- [GIVEN INSTRUCTION] Write the data out again in full, with no departure from the original.

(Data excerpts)
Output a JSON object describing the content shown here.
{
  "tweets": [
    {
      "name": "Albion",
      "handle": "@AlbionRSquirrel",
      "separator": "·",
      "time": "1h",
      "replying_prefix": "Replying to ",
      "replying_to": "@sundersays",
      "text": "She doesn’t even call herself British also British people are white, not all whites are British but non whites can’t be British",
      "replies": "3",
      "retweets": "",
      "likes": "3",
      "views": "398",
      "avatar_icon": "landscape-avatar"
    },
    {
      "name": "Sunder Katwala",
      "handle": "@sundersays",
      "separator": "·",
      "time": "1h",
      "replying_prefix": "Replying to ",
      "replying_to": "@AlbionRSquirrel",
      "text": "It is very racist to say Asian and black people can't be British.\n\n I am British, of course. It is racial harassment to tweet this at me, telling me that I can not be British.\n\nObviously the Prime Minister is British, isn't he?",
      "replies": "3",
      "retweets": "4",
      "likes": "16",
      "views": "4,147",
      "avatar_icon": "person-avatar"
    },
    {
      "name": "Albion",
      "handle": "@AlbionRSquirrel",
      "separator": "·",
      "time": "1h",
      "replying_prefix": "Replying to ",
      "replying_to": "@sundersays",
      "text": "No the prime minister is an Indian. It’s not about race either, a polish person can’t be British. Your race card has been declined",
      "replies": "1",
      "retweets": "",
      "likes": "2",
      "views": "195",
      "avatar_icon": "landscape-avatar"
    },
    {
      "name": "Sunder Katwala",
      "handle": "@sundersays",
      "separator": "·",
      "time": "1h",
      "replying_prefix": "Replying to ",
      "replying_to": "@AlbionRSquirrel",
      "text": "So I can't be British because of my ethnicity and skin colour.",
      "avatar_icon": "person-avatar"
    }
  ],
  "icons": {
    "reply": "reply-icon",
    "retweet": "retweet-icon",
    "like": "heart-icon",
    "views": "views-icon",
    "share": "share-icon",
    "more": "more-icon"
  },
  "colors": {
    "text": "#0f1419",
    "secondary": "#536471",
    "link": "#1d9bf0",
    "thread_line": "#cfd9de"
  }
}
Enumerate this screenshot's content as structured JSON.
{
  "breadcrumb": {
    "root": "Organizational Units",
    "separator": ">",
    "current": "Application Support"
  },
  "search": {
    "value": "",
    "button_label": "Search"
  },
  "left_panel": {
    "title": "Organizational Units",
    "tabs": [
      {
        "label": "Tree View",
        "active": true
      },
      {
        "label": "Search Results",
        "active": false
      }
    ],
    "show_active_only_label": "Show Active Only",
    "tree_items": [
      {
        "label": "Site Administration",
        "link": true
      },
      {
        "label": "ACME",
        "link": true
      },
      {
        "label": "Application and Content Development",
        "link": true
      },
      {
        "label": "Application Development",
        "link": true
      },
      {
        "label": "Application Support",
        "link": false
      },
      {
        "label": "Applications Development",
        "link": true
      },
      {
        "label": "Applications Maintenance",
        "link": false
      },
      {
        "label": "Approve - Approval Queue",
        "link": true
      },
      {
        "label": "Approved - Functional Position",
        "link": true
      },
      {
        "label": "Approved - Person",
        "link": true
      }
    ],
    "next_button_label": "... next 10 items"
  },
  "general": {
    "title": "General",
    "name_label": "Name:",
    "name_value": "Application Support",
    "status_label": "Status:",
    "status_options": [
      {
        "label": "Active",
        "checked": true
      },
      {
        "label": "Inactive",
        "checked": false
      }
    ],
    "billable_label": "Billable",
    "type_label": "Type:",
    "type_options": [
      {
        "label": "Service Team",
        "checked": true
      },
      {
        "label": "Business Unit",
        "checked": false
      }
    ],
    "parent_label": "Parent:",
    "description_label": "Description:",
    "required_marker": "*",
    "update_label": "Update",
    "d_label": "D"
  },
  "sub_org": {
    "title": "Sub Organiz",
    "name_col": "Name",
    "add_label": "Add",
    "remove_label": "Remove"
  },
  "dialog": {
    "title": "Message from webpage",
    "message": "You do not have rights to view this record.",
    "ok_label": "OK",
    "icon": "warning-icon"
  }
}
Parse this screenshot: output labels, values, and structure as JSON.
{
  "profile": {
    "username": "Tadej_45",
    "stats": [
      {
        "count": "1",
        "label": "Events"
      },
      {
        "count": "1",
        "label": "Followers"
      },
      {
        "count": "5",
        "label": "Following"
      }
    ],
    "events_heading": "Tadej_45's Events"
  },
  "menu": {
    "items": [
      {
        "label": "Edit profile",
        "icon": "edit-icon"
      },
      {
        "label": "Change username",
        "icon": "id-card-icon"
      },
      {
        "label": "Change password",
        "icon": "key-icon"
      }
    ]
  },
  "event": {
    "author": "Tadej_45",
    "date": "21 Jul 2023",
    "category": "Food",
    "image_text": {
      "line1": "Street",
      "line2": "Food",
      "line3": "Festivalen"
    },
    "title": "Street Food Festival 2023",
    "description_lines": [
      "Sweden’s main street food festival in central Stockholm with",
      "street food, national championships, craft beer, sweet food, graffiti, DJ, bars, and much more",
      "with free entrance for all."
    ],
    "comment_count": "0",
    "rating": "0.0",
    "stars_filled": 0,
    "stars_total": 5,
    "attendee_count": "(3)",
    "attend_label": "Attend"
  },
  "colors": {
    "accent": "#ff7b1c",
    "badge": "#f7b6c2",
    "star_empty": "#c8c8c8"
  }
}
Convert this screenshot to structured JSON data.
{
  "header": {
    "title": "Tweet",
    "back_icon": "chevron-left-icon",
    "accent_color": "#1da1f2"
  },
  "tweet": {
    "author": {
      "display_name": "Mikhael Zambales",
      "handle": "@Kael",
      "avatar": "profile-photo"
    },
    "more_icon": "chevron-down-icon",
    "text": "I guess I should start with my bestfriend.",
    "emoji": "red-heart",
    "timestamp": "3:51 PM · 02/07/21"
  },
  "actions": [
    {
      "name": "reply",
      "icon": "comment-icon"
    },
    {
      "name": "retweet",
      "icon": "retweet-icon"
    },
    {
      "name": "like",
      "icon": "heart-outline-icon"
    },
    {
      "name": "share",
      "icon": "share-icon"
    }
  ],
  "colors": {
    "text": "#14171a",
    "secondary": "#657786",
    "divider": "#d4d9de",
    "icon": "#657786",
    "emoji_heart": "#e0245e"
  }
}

- [SOLUTION]
Output a JSON object describing the content shown here.
{
  "tweets": [
    {
      "name": "Albion",
      "handle": "@AlbionRSquirrel",
      "separator": "·",
      "time": "1h",
      "replying_prefix": "Replying to ",
      "replying_to": "@sundersays",
      "text": "She doesn’t even call herself British also British people are white, not all whites are British but non whites can’t be British",
      "replies": "3",
      "retweets": "",
      "likes": "3",
      "views": "398",
      "avatar_icon": "landscape-avatar"
    },
    {
      "name": "Sunder Katwala",
      "handle": "@sundersays",
      "separator": "·",
      "time": "1h",
      "replying_prefix": "Replying to ",
      "replying_to": "@AlbionRSquirrel",
      "text": "It is very racist to say Asian and black people can't be British.\n\n I am British, of course. It is racial harassment to tweet this at me, telling me that I can not be British.\n\nObviously the Prime Minister is British, isn't he?",
      "replies": "3",
      "retweets": "4",
      "likes": "16",
      "views": "4,147",
      "avatar_icon": "person-avatar"
    },
    {
      "name": "Albion",
      "handle": "@AlbionRSquirrel",
      "separator": "·",
      "time": "1h",
      "replying_prefix": "Replying to ",
      "replying_to": "@sundersays",
      "text": "No the prime minister is an Indian. It’s not about race either, a polish person can’t be British. Your race card has been declined",
      "replies": "1",
      "retweets": "",
      "likes": "2",
      "views": "195",
      "avatar_icon": "landscape-avatar"
    },
    {
      "name": "Sunder Katwala",
      "handle": "@sundersays",
      "separator": "·",
      "time": "1h",
      "replying_prefix": "Replying to ",
      "replying_to": "@AlbionRSquirrel",
      "text": "So I can't be British because of my ethnicity and skin colour.",
      "avatar_icon": "person-avatar"
    }
  ],
  "icons": {
    "reply": "reply-icon",
    "retweet": "retweet-icon",
    "like": "heart-icon",
    "views": "views-icon",
    "share": "share-icon",
    "more": "more-icon"
  },
  "colors": {
    "text": "#0f1419",
    "secondary": "#536471",
    "link": "#1d9bf0",
    "thread_line": "#cfd9de"
  }
}
Enumerate this screenshot's content as structured JSON.
{
  "breadcrumb": {
    "root": "Organizational Units",
    "separator": ">",
    "current": "Application Support"
  },
  "search": {
    "value": "",
    "button_label": "Search"
  },
  "left_panel": {
    "title": "Organizational Units",
    "tabs": [
      {
        "label": "Tree View",
        "active": true
      },
      {
        "label": "Search Results",
        "active": false
      }
    ],
    "show_active_only_label": "Show Active Only",
    "tree_items": [
      {
        "label": "Site Administration",
        "link": true
      },
      {
        "label": "ACME",
        "link": true
      },
      {
        "label": "Application and Content Development",
        "link": true
      },
      {
        "label": "Application Development",
        "link": true
      },
      {
        "label": "Application Support",
        "link": false
      },
      {
        "label": "Applications Development",
        "link": true
      },
      {
        "label": "Applications Maintenance",
        "link": false
      },
      {
        "label": "Approve - Approval Queue",
        "link": true
      },
      {
        "label": "Approved - Functional Position",
        "link": true
      },
      {
        "label": "Approved - Person",
        "link": true
      }
    ],
    "next_button_label": "... next 10 items"
  },
  "general": {
    "title": "General",
    "name_label": "Name:",
    "name_value": "Application Support",
    "status_label": "Status:",
    "status_options": [
      {
        "label": "Active",
        "checked": true
      },
      {
        "label": "Inactive",
        "checked": false
      }
    ],
    "billable_label": "Billable",
    "type_label": "Type:",
    "type_options": [
      {
        "label": "Service Team",
        "checked": true
      },
      {
        "label": "Business Unit",
        "checked": false
      }
    ],
    "parent_label": "Parent:",
    "description_label": "Description:",
    "required_marker": "*",
    "update_label": "Update",
    "d_label": "D"
  },
  "sub_org": {
    "title": "Sub Organiz",
    "name_col": "Name",
    "add_label": "Add",
    "remove_label": "Remove"
  },
  "dialog": {
    "title": "Message from webpage",
    "message": "You do not have rights to view this record.",
    "ok_label": "OK",
    "icon": "warning-icon"
  }
}
Parse this screenshot: output labels, values, and structure as JSON.
{
  "profile": {
    "username": "Tadej_45",
    "stats": [
      {
        "count": "1",
        "label": "Events"
      },
      {
        "count": "1",
        "label": "Followers"
      },
      {
        "count": "5",
        "label": "Following"
      }
    ],
    "events_heading": "Tadej_45's Events"
  },
  "menu": {
    "items": [
      {
        "label": "Edit profile",
        "icon": "edit-icon"
      },
      {
        "label": "Change username",
        "icon": "id-card-icon"
      },
      {
        "label": "Change password",
        "icon": "key-icon"
      }
    ]
  },
  "event": {
    "author": "Tadej_45",
    "date": "21 Jul 2023",
    "category": "Food",
    "image_text": {
      "line1": "Street",
      "line2": "Food",
      "line3": "Festivalen"
    },
    "title": "Street Food Festival 2023",
    "description_lines": [
      "Sweden’s main street food festival in central Stockholm with",
      "street food, national championships, craft beer, sweet food, graffiti, DJ, bars, and much more",
      "with free entrance for all."
    ],
    "comment_count": "0",
    "rating": "0.0",
    "stars_filled": 0,
    "stars_total": 5,
    "attendee_count": "(3)",
    "attend_label": "Attend"
  },
  "colors": {
    "accent": "#ff7b1c",
    "badge": "#f7b6c2",
    "star_empty": "#c8c8c8"
  }
}
Convert this screenshot to structured JSON data.
{
  "header": {
    "title": "Tweet",
    "back_icon": "chevron-left-icon",
    "accent_color": "#1da1f2"
  },
  "tweet": {
    "author": {
      "display_name": "Mikhael Zambales",
      "handle": "@Kael",
      "avatar": "profile-photo"
    },
    "more_icon": "chevron-down-icon",
    "text": "I guess I should start with my bestfriend.",
    "emoji": "red-heart",
    "timestamp": "3:51 PM · 02/07/21"
  },
  "actions": [
    {
      "name": "reply",
      "icon": "comment-icon"
    },
    {
      "name": "retweet",
      "icon": "retweet-icon"
    },
    {
      "name": "like",
      "icon": "heart-outline-icon"
    },
    {
      "name": "share",
      "icon": "share-icon"
    }
  ],
  "colors": {
    "text": "#14171a",
    "secondary": "#657786",
    "divider": "#d4d9de",
    "icon": "#657786",
    "emoji_heart": "#e0245e"
  }
}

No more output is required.